# THE REQUEST:
Copy the listing below without any changes, starting with the line that contains "What elements are present" and going on through the line that contains "541, 424, 581]".

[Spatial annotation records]
┌────────

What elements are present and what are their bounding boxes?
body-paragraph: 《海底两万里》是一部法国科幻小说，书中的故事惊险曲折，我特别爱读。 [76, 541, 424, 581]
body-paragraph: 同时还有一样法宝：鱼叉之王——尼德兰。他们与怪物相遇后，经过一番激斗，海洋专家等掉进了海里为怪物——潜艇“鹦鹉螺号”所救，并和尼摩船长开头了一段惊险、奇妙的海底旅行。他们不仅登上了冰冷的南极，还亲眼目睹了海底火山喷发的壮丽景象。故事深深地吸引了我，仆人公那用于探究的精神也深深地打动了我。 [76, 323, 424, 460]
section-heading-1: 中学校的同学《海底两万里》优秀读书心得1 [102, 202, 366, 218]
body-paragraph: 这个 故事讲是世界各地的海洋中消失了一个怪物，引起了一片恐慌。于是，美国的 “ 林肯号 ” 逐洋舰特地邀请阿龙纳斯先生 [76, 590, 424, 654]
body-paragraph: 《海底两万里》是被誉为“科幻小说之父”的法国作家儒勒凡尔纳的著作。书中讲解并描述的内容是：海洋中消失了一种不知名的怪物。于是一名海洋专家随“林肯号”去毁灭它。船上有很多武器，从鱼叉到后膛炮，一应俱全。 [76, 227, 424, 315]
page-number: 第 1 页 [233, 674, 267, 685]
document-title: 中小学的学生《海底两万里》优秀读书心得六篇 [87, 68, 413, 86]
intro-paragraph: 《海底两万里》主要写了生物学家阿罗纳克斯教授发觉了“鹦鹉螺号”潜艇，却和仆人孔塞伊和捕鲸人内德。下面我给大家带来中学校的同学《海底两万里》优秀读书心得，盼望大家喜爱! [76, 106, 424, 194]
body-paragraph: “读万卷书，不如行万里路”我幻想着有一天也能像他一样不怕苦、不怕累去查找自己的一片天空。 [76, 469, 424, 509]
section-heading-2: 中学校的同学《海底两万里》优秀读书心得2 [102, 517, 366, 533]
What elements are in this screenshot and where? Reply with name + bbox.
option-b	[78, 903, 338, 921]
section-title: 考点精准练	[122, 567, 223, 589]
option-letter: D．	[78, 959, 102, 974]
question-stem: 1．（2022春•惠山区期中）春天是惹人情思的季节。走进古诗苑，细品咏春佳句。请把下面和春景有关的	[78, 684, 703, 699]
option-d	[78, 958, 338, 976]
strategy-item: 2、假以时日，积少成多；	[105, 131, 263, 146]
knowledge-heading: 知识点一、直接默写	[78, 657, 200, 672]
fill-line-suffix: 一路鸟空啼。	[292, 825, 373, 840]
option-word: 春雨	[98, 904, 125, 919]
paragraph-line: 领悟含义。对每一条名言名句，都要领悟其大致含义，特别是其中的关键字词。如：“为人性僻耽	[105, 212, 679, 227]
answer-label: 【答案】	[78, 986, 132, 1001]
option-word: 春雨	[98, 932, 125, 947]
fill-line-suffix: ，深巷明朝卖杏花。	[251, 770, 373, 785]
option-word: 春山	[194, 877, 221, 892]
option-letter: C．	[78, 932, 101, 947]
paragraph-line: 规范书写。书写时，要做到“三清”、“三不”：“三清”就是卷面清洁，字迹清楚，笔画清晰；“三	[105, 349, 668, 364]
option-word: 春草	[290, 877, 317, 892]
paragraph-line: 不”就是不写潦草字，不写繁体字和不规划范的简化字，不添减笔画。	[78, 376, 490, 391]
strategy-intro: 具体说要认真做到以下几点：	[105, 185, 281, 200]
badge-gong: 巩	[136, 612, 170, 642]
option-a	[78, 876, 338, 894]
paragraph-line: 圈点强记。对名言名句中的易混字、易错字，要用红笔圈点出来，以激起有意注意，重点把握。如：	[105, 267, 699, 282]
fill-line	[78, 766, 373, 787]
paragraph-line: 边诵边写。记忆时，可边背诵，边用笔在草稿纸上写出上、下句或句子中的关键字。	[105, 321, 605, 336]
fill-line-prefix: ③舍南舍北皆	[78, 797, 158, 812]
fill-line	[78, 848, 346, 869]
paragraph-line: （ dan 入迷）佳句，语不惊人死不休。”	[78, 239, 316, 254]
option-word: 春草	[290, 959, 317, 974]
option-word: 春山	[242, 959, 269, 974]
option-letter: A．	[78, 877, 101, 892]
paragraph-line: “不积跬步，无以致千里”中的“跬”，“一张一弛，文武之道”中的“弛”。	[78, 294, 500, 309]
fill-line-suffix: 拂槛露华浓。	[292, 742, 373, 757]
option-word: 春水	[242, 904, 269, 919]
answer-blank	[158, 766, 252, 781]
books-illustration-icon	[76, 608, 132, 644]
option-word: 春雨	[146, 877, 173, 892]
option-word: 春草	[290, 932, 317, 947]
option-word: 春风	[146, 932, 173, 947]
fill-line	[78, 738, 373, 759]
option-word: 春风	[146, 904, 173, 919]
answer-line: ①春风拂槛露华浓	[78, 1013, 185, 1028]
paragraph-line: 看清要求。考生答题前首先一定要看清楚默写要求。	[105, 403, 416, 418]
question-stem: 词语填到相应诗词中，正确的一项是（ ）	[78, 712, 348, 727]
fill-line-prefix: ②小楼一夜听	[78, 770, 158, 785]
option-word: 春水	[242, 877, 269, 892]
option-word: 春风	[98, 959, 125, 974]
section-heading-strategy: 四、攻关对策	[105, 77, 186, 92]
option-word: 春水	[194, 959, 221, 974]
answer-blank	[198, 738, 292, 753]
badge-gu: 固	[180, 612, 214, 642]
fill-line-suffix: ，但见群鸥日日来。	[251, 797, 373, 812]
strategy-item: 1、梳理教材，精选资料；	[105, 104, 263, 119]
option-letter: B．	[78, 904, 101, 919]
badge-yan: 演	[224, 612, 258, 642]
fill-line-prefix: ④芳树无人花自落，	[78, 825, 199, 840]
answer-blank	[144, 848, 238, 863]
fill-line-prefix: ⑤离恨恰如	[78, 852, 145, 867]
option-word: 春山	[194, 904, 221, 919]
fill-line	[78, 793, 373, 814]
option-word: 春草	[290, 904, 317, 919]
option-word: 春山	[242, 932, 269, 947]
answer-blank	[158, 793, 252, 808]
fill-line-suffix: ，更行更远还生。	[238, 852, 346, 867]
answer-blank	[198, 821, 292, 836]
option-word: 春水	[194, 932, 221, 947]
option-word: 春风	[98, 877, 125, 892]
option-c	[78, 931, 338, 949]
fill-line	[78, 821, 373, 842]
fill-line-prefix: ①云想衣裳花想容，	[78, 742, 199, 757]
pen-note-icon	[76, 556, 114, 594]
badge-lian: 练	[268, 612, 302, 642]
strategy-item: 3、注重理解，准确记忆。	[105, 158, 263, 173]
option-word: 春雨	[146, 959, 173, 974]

└────────
┌────────

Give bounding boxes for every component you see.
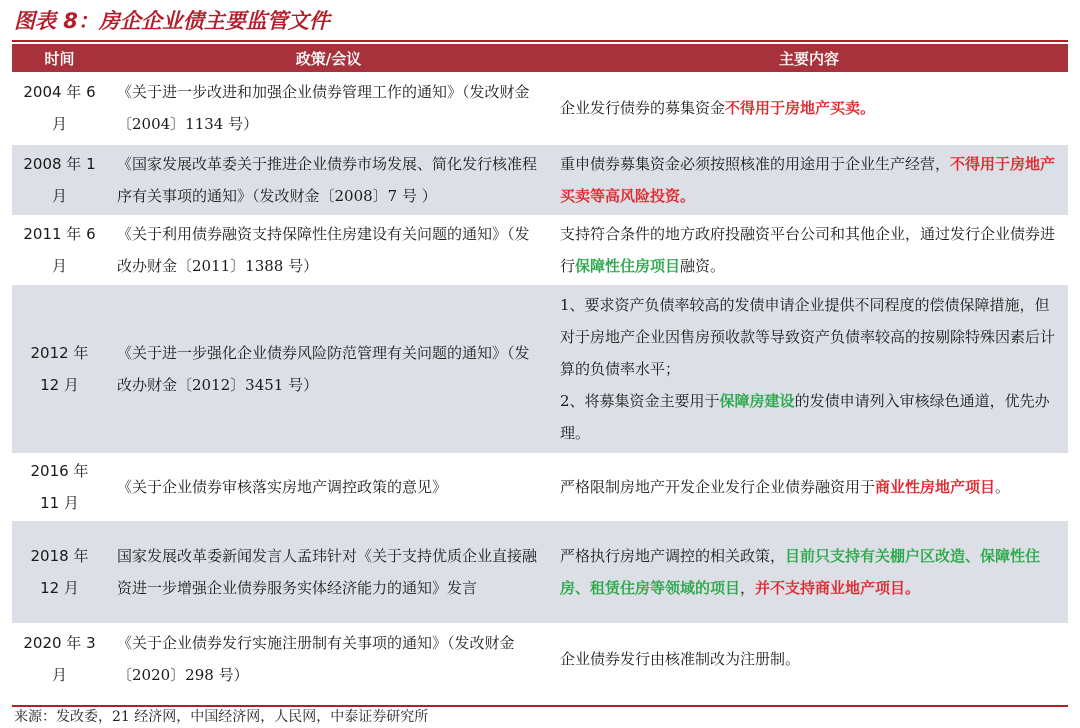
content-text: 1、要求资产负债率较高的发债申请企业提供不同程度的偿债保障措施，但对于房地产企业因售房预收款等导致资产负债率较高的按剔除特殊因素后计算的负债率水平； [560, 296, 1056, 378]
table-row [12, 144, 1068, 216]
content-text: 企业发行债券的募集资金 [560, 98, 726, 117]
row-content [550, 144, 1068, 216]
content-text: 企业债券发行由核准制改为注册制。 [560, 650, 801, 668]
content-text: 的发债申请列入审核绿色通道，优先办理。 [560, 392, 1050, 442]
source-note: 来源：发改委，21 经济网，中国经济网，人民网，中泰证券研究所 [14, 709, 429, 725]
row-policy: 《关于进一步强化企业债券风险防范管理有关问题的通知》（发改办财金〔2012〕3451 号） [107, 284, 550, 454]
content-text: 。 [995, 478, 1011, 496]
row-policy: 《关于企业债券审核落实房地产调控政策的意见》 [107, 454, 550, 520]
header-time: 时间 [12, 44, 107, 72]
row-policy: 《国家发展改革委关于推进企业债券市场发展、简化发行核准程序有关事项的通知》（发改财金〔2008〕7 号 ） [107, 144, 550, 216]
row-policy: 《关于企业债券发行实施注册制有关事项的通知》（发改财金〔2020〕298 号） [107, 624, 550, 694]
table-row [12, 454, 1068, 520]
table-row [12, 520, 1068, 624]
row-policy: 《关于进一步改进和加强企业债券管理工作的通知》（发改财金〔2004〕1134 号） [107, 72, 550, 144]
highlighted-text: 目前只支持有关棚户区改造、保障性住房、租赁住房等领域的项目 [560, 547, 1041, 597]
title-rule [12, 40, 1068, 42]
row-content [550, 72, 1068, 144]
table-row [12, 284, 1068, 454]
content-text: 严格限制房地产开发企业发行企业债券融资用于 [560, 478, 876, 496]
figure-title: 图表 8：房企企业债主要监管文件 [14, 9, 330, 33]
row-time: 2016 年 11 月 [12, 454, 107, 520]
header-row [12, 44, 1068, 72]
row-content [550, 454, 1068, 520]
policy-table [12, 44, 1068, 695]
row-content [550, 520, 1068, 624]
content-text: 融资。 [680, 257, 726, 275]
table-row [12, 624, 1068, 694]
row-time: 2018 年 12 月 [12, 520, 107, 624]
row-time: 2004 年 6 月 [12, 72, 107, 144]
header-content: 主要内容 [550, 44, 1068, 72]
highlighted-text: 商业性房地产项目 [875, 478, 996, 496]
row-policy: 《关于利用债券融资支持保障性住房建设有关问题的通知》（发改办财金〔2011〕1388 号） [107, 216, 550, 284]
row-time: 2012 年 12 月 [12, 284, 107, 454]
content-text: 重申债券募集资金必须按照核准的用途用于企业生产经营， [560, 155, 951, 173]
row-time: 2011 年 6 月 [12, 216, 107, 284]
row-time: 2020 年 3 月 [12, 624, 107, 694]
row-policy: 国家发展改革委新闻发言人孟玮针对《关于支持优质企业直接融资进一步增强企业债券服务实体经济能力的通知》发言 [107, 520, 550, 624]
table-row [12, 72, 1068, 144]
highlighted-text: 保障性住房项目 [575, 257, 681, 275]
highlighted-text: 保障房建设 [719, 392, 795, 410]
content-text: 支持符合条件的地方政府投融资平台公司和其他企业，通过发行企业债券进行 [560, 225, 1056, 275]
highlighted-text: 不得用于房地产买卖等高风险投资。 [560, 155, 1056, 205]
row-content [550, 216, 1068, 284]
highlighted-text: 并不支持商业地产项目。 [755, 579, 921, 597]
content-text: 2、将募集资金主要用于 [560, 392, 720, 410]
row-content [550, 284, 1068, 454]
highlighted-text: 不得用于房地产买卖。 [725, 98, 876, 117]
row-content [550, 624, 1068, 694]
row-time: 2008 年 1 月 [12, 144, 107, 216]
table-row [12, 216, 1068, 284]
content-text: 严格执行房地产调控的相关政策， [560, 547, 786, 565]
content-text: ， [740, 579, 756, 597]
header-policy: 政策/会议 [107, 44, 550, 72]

└────────

# ANSWER FOR THE TASK:
What elements are present and what are their bounding boxes?
body-paragraph: 《海底两万里》是一部法国科幻小说，书中的故事惊险曲折，我特别爱读。 [76, 541, 424, 581]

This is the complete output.